Problem:
Print the entries in full, word for word, but not the pictures.
== Given records
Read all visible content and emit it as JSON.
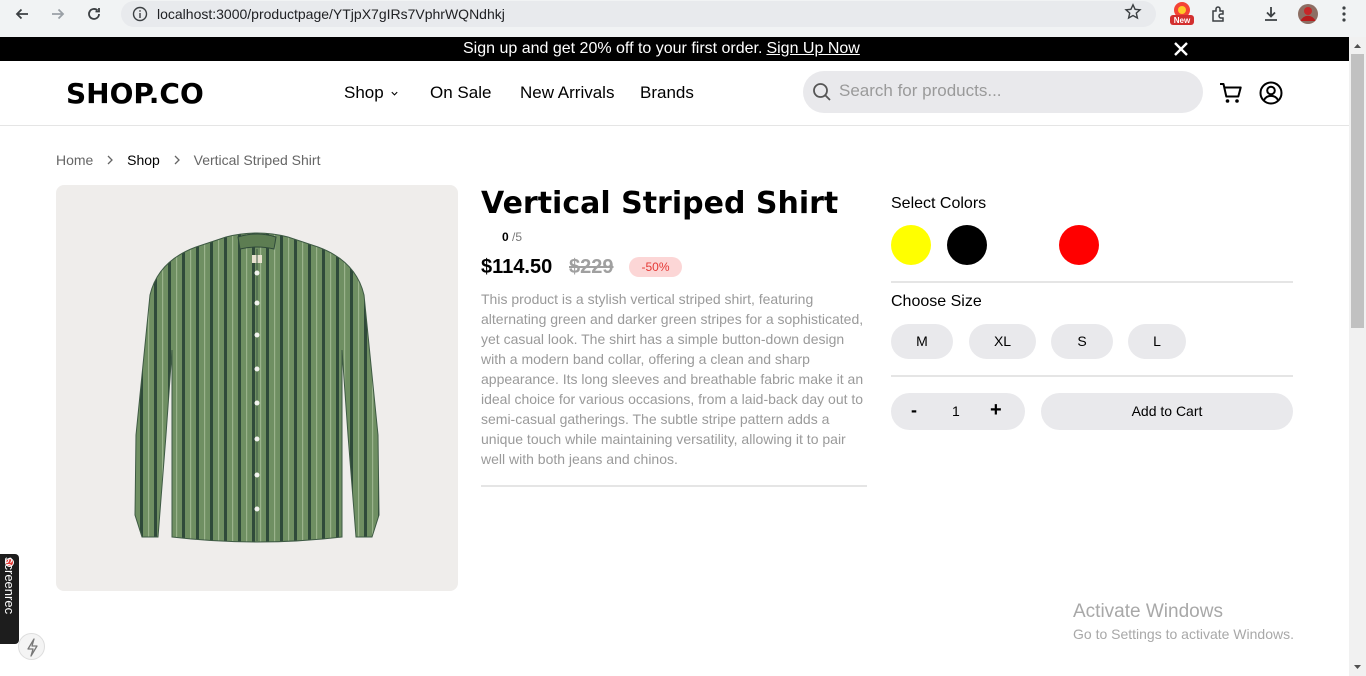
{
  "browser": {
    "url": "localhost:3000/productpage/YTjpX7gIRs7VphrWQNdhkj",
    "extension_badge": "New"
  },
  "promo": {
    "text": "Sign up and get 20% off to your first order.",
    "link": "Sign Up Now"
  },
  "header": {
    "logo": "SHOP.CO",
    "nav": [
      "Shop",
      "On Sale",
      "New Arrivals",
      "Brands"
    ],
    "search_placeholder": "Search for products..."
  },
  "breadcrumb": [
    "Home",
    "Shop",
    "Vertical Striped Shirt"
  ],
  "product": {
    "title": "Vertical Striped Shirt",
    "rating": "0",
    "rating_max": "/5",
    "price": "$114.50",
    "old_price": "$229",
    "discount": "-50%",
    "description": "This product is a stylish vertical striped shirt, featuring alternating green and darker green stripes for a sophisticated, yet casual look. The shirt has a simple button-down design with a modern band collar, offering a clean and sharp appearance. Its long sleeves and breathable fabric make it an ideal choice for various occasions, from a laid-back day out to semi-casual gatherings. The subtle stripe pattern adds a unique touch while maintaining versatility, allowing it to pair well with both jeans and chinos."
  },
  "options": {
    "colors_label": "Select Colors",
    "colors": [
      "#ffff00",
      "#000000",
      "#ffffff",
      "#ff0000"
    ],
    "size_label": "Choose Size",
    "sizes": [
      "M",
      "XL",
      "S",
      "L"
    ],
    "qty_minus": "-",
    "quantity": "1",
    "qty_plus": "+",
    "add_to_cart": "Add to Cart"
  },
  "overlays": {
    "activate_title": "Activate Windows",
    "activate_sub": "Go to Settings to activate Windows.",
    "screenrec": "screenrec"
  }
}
====
Task result:
Read all visible content and emit it as JSON.
{
  "browser": {
    "url": "localhost:3000/productpage/YTjpX7gIRs7VphrWQNdhkj",
    "extension_badge": "New"
  },
  "promo": {
    "text": "Sign up and get 20% off to your first order.",
    "link": "Sign Up Now"
  },
  "header": {
    "logo": "SHOP.CO",
    "nav": [
      "Shop",
      "On Sale",
      "New Arrivals",
      "Brands"
    ],
    "search_placeholder": "Search for products..."
  },
  "breadcrumb": [
    "Home",
    "Shop",
    "Vertical Striped Shirt"
  ],
  "product": {
    "title": "Vertical Striped Shirt",
    "rating": "0",
    "rating_max": "/5",
    "price": "$114.50",
    "old_price": "$229",
    "discount": "-50%",
    "description": "This product is a stylish vertical striped shirt, featuring alternating green and darker green stripes for a sophisticated, yet casual look. The shirt has a simple button-down design with a modern band collar, offering a clean and sharp appearance. Its long sleeves and breathable fabric make it an ideal choice for various occasions, from a laid-back day out to semi-casual gatherings. The subtle stripe pattern adds a unique touch while maintaining versatility, allowing it to pair well with both jeans and chinos."
  },
  "options": {
    "colors_label": "Select Colors",
    "colors": [
      "#ffff00",
      "#000000",
      "#ffffff",
      "#ff0000"
    ],
    "size_label": "Choose Size",
    "sizes": [
      "M",
      "XL",
      "S",
      "L"
    ],
    "qty_minus": "-",
    "quantity": "1",
    "qty_plus": "+",
    "add_to_cart": "Add to Cart"
  },
  "overlays": {
    "activate_title": "Activate Windows",
    "activate_sub": "Go to Settings to activate Windows.",
    "screenrec": "screenrec"
  }
}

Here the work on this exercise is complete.